■ **WRITTEN EXERCISE**
Copy each line of the material below that includes the string "cartilaginea".

Recorded data:
============================================================

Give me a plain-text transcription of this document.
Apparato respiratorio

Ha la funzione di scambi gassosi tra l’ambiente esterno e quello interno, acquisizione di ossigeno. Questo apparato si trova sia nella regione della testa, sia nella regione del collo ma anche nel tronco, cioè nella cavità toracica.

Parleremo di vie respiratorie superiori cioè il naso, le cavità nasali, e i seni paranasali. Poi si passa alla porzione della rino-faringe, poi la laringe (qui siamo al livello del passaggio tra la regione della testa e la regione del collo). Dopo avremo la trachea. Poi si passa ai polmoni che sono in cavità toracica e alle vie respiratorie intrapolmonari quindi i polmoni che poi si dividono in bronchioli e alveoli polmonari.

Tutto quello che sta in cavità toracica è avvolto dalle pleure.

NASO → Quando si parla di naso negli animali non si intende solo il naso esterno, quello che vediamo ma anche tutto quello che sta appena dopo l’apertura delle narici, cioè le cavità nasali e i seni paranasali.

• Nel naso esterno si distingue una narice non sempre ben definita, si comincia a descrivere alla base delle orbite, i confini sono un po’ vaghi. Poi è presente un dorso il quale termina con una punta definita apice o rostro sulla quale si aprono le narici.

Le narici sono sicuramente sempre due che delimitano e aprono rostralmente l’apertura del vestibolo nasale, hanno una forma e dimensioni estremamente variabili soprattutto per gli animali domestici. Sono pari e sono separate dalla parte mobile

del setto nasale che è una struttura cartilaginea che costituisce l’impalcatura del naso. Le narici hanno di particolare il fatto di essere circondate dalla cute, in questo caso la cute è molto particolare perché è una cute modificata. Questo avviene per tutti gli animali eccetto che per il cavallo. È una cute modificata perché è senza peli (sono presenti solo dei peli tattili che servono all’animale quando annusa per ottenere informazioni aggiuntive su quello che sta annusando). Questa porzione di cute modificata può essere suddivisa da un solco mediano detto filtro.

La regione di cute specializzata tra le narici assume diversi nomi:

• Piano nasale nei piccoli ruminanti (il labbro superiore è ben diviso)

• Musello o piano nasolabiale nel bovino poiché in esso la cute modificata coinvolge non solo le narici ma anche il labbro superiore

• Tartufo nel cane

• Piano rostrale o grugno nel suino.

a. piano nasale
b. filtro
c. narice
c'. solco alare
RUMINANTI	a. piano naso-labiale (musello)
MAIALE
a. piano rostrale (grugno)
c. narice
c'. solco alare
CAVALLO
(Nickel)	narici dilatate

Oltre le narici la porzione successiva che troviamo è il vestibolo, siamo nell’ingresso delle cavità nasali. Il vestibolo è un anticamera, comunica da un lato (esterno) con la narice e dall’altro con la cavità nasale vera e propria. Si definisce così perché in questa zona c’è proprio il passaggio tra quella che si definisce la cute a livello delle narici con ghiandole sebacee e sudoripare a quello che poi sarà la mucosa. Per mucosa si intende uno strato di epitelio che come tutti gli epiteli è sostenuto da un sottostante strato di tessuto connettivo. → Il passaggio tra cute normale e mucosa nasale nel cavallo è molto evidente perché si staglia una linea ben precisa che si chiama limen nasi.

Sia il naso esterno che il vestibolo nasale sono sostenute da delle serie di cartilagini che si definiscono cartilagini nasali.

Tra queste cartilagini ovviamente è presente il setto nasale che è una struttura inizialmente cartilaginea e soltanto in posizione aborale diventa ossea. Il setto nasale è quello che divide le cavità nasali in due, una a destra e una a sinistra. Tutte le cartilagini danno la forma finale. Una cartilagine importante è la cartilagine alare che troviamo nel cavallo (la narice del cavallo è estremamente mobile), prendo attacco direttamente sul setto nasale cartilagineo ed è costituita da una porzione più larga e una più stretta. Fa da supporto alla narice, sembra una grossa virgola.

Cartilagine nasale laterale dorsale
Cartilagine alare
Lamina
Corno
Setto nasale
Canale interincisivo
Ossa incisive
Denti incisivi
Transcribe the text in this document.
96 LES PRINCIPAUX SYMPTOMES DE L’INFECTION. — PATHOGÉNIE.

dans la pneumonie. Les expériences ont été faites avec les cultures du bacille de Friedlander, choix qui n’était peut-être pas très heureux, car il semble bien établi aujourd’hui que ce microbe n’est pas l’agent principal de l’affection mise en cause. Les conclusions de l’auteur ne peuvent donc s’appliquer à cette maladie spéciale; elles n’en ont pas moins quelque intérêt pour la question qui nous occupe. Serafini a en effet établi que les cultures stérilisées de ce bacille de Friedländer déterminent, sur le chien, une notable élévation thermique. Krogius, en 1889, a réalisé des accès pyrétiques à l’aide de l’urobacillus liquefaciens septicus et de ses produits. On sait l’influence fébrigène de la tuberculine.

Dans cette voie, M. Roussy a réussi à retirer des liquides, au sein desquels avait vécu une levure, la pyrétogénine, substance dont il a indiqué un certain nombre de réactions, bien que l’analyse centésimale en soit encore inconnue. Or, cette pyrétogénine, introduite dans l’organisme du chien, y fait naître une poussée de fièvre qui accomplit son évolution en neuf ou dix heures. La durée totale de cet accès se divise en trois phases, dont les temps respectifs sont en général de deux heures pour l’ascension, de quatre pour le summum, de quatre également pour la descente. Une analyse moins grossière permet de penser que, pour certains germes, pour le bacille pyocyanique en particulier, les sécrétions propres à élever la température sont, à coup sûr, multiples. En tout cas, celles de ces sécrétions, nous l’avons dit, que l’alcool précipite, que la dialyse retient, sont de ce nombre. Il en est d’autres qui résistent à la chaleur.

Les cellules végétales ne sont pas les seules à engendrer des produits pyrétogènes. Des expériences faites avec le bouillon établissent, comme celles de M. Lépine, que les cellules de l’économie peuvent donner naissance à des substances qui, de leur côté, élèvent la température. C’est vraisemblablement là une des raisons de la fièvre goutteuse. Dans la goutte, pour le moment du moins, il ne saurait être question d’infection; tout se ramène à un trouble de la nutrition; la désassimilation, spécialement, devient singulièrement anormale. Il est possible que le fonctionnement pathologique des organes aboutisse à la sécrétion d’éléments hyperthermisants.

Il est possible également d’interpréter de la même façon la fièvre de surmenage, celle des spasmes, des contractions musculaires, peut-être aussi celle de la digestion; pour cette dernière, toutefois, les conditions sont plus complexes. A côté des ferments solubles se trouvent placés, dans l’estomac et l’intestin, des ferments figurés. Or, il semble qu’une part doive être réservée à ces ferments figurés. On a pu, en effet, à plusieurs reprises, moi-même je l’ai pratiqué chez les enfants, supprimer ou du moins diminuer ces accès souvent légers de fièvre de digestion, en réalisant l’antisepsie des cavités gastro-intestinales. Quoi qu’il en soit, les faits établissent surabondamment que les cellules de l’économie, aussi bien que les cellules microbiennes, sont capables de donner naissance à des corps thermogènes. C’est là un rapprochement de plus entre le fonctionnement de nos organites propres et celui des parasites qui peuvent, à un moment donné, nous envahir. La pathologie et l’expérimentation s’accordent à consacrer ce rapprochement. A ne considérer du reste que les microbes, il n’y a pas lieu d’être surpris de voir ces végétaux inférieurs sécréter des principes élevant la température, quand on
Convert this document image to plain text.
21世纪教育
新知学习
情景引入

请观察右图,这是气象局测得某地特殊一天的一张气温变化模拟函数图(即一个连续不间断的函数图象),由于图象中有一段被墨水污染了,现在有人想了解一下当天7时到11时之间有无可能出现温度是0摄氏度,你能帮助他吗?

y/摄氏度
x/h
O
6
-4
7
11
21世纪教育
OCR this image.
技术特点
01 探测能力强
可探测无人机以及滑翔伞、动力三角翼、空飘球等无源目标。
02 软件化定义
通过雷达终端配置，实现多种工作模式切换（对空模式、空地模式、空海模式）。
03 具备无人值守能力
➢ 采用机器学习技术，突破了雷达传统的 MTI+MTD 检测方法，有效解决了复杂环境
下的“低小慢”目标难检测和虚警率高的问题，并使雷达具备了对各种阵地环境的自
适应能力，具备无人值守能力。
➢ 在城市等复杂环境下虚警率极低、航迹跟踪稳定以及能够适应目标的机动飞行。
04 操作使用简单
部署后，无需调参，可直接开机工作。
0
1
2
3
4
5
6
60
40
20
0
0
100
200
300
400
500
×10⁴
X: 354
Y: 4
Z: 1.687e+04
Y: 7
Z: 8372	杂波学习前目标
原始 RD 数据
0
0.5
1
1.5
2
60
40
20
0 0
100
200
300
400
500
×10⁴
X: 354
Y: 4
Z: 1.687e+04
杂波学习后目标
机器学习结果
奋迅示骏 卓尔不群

============================================================

■ **FINISHED EXERCISE**
del setto nasale che è una struttura cartilaginea che costituisce l’impalcatura del naso. Le narici hanno di particolare il fatto di essere circondate dalla cute, in questo caso la cute è molto particolare perché è una cute modificata. Questo avviene per tutti gli animali eccetto che per il cavallo. È una cute modificata perché è senza peli (sono presenti solo dei peli tattili che servono all’animale quando annusa per ottenere informazioni aggiuntive su quello che sta annusando). Questa porzione di cute modificata può essere suddivisa da un solco mediano detto filtro.
Tra queste cartilagini ovviamente è presente il setto nasale che è una struttura inizialmente cartilaginea e soltanto in posizione aborale diventa ossea. Il setto nasale è quello che divide le cavità nasali in due, una a destra e una a sinistra. Tutte le cartilagini danno la forma finale. Una cartilagine importante è la cartilagine alare che troviamo nel cavallo (la narice del cavallo è estremamente mobile), prendo attacco direttamente sul setto nasale cartilagineo ed è costituita da una porzione più larga e una più stretta. Fa da supporto alla narice, sembra una grossa virgola.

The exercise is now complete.